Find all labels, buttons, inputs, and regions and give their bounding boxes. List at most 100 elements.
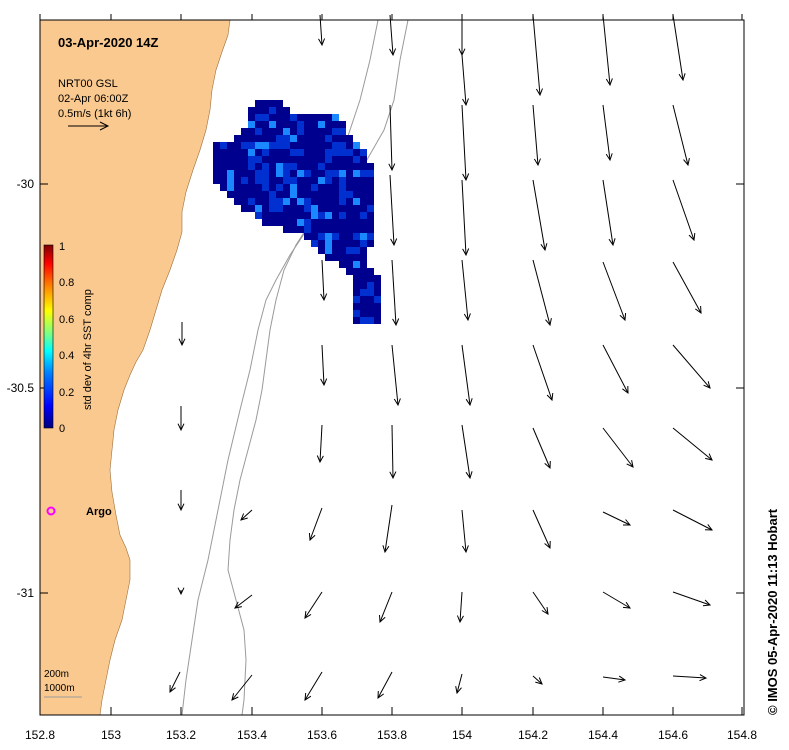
current-arrow bbox=[169, 671, 181, 693]
sst-cell bbox=[332, 128, 339, 135]
arrowhead-icon bbox=[234, 601, 242, 609]
sst-cell bbox=[276, 156, 283, 163]
sst-cell bbox=[325, 156, 332, 163]
current-arrow bbox=[309, 507, 323, 541]
arrowhead-icon bbox=[393, 398, 401, 407]
sst-cell bbox=[353, 233, 360, 240]
sst-cell bbox=[325, 212, 332, 219]
sst-cell bbox=[304, 114, 311, 121]
sst-cell bbox=[248, 107, 255, 114]
sst-cell bbox=[339, 149, 346, 156]
sst-cell bbox=[346, 149, 353, 156]
sst-cell bbox=[241, 184, 248, 191]
sst-cell bbox=[311, 219, 318, 226]
sst-cell bbox=[276, 198, 283, 205]
sst-cell bbox=[213, 163, 220, 170]
sst-cell bbox=[318, 135, 325, 142]
arrowhead-icon bbox=[544, 540, 551, 550]
sst-cell bbox=[304, 156, 311, 163]
sst-cell bbox=[311, 184, 318, 191]
sst-cell bbox=[339, 254, 346, 261]
sst-cell bbox=[339, 177, 346, 184]
sst-cell bbox=[318, 212, 325, 219]
current-arrow bbox=[391, 259, 397, 326]
sst-cell bbox=[374, 303, 381, 310]
sst-cell bbox=[234, 177, 241, 184]
sst-cell bbox=[276, 163, 283, 170]
current-arrow bbox=[532, 591, 549, 615]
sst-cell bbox=[346, 184, 353, 191]
sst-cell bbox=[360, 170, 367, 177]
sst-cell bbox=[325, 142, 332, 149]
sst-cell bbox=[241, 205, 248, 212]
sst-cell bbox=[318, 149, 325, 156]
sst-cell bbox=[332, 247, 339, 254]
current-arrow bbox=[389, 104, 393, 171]
sst-cell bbox=[318, 198, 325, 205]
sst-cell bbox=[304, 163, 311, 170]
arrowhead-icon bbox=[304, 611, 312, 619]
sst-cell bbox=[304, 128, 311, 135]
sst-cell bbox=[325, 233, 332, 240]
x-tick-label: 153.8 bbox=[377, 728, 407, 742]
sst-cell bbox=[353, 184, 360, 191]
sst-cell bbox=[227, 170, 234, 177]
colorbar-tick-label: 0 bbox=[59, 423, 65, 435]
arrowhead-icon bbox=[177, 423, 185, 432]
sst-cell bbox=[248, 198, 255, 205]
sst-cell bbox=[346, 198, 353, 205]
sst-cell bbox=[262, 198, 269, 205]
sst-cell bbox=[269, 212, 276, 219]
current-arrow bbox=[532, 427, 551, 469]
current-arrow bbox=[231, 674, 253, 701]
sst-cell bbox=[248, 135, 255, 142]
arrowhead-icon bbox=[533, 158, 541, 167]
current-arrow bbox=[456, 673, 463, 694]
sst-cell bbox=[304, 184, 311, 191]
sst-cell bbox=[332, 121, 339, 128]
sst-cell bbox=[374, 296, 381, 303]
sst-cell bbox=[346, 240, 353, 247]
sst-cell bbox=[290, 212, 297, 219]
sst-cell bbox=[311, 114, 318, 121]
sst-cell bbox=[339, 233, 346, 240]
sst-cell bbox=[276, 128, 283, 135]
sst-cell bbox=[339, 240, 346, 247]
sst-cell bbox=[255, 177, 262, 184]
current-arrow bbox=[240, 509, 253, 521]
sst-cell bbox=[311, 128, 318, 135]
sst-cell bbox=[255, 128, 262, 135]
sst-cell bbox=[227, 163, 234, 170]
arrowhead-icon bbox=[540, 243, 548, 252]
sst-cell bbox=[241, 142, 248, 149]
current-arrow bbox=[461, 424, 471, 479]
sst-cell bbox=[360, 212, 367, 219]
sst-cell bbox=[276, 205, 283, 212]
sst-cell bbox=[262, 191, 269, 198]
arrowhead-icon bbox=[304, 692, 312, 701]
sst-cell bbox=[332, 149, 339, 156]
sst-cell bbox=[367, 289, 374, 296]
sst-cell bbox=[213, 170, 220, 177]
y-axis-labels: -30 -30.5 -31 bbox=[7, 177, 35, 600]
sst-cell bbox=[367, 163, 374, 170]
sst-cell bbox=[297, 170, 304, 177]
isobath-200m-label: 200m bbox=[44, 669, 69, 680]
sst-cell bbox=[311, 240, 318, 247]
x-axis-labels: 152.8 153 153.2 153.4 153.6 153.8 154 15… bbox=[25, 728, 757, 742]
sst-cell bbox=[220, 184, 227, 191]
sst-cell bbox=[346, 170, 353, 177]
sst-cell bbox=[241, 156, 248, 163]
x-tick-label: 154.2 bbox=[518, 728, 548, 742]
current-arrow bbox=[672, 14, 684, 81]
sst-cell bbox=[262, 142, 269, 149]
current-arrow bbox=[461, 104, 467, 181]
current-arrow bbox=[379, 591, 393, 623]
sst-cell bbox=[339, 142, 346, 149]
sst-cell bbox=[360, 289, 367, 296]
sst-cell bbox=[339, 121, 346, 128]
sst-cell bbox=[325, 114, 332, 121]
sst-cell bbox=[353, 212, 360, 219]
current-arrow bbox=[377, 671, 393, 699]
legend-arrowhead-icon bbox=[99, 121, 110, 131]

## EXERCISE REQUIREMENTS
Reproduce every line of the records above exactly, omitting the pictures.

## SOLVED EXERCISE
Find all labels, buttons, inputs, and regions and give their bounding boxes. List at most 100 elements.
current-arrow bbox=[169, 671, 181, 693]
sst-cell bbox=[332, 128, 339, 135]
arrowhead-icon bbox=[234, 601, 242, 609]
sst-cell bbox=[276, 156, 283, 163]
sst-cell bbox=[325, 156, 332, 163]
current-arrow bbox=[309, 507, 323, 541]
arrowhead-icon bbox=[393, 398, 401, 407]
sst-cell bbox=[353, 233, 360, 240]
sst-cell bbox=[325, 212, 332, 219]
sst-cell bbox=[304, 114, 311, 121]
sst-cell bbox=[248, 107, 255, 114]
sst-cell bbox=[339, 149, 346, 156]
sst-cell bbox=[346, 149, 353, 156]
sst-cell bbox=[241, 184, 248, 191]
sst-cell bbox=[311, 219, 318, 226]
sst-cell bbox=[276, 198, 283, 205]
sst-cell bbox=[213, 163, 220, 170]
sst-cell bbox=[318, 135, 325, 142]
arrowhead-icon bbox=[544, 540, 551, 550]
sst-cell bbox=[304, 156, 311, 163]
sst-cell bbox=[311, 184, 318, 191]
sst-cell bbox=[339, 254, 346, 261]
sst-cell bbox=[339, 177, 346, 184]
sst-cell bbox=[318, 212, 325, 219]
current-arrow bbox=[391, 259, 397, 326]
sst-cell bbox=[374, 303, 381, 310]
sst-cell bbox=[234, 177, 241, 184]
sst-cell bbox=[276, 163, 283, 170]
current-arrow bbox=[532, 591, 549, 615]
sst-cell bbox=[346, 184, 353, 191]
sst-cell bbox=[360, 170, 367, 177]
sst-cell bbox=[325, 142, 332, 149]
sst-cell bbox=[241, 205, 248, 212]
sst-cell bbox=[318, 149, 325, 156]
sst-cell bbox=[332, 247, 339, 254]
current-arrow bbox=[389, 104, 393, 171]
sst-cell bbox=[318, 198, 325, 205]
sst-cell bbox=[304, 163, 311, 170]
arrowhead-icon bbox=[304, 611, 312, 619]
sst-cell bbox=[304, 128, 311, 135]
sst-cell bbox=[325, 233, 332, 240]
x-tick-label: 153.8 bbox=[377, 728, 407, 742]
sst-cell bbox=[353, 184, 360, 191]
sst-cell bbox=[227, 170, 234, 177]
colorbar-tick-label: 0 bbox=[59, 423, 65, 435]
arrowhead-icon bbox=[177, 423, 185, 432]
sst-cell bbox=[248, 198, 255, 205]
sst-cell bbox=[346, 198, 353, 205]
sst-cell bbox=[262, 198, 269, 205]
sst-cell bbox=[269, 212, 276, 219]
current-arrow bbox=[532, 427, 551, 469]
current-arrow bbox=[231, 674, 253, 701]
sst-cell bbox=[248, 135, 255, 142]
arrowhead-icon bbox=[533, 158, 541, 167]
current-arrow bbox=[456, 673, 463, 694]
sst-cell bbox=[304, 184, 311, 191]
sst-cell bbox=[332, 121, 339, 128]
sst-cell bbox=[374, 296, 381, 303]
sst-cell bbox=[346, 240, 353, 247]
sst-cell bbox=[290, 212, 297, 219]
sst-cell bbox=[311, 114, 318, 121]
sst-cell bbox=[339, 233, 346, 240]
sst-cell bbox=[276, 128, 283, 135]
sst-cell bbox=[339, 240, 346, 247]
sst-cell bbox=[255, 177, 262, 184]
current-arrow bbox=[240, 509, 253, 521]
sst-cell bbox=[311, 128, 318, 135]
sst-cell bbox=[255, 128, 262, 135]
sst-cell bbox=[227, 163, 234, 170]
arrowhead-icon bbox=[540, 243, 548, 252]
sst-cell bbox=[241, 142, 248, 149]
current-arrow bbox=[461, 424, 471, 479]
sst-cell bbox=[360, 212, 367, 219]
sst-cell bbox=[276, 205, 283, 212]
sst-cell bbox=[262, 191, 269, 198]
arrowhead-icon bbox=[304, 692, 312, 701]
sst-cell bbox=[332, 149, 339, 156]
sst-cell bbox=[367, 289, 374, 296]
sst-cell bbox=[213, 170, 220, 177]
y-axis-labels: -30 -30.5 -31 bbox=[7, 177, 35, 600]
sst-cell bbox=[367, 163, 374, 170]
sst-cell bbox=[297, 170, 304, 177]
isobath-200m-label: 200m bbox=[44, 669, 69, 680]
sst-cell bbox=[311, 240, 318, 247]
x-axis-labels: 152.8 153 153.2 153.4 153.6 153.8 154 15… bbox=[25, 728, 757, 742]
sst-cell bbox=[220, 184, 227, 191]
sst-cell bbox=[346, 170, 353, 177]
sst-cell bbox=[241, 156, 248, 163]
x-tick-label: 154.2 bbox=[518, 728, 548, 742]
current-arrow bbox=[672, 14, 684, 81]
sst-cell bbox=[262, 142, 269, 149]
current-arrow bbox=[461, 104, 467, 181]
current-arrow bbox=[379, 591, 393, 623]
sst-cell bbox=[339, 142, 346, 149]
sst-cell bbox=[360, 289, 367, 296]
sst-cell bbox=[339, 121, 346, 128]
sst-cell bbox=[325, 114, 332, 121]
sst-cell bbox=[353, 212, 360, 219]
current-arrow bbox=[377, 671, 393, 699]
legend-arrowhead-icon bbox=[99, 121, 110, 131]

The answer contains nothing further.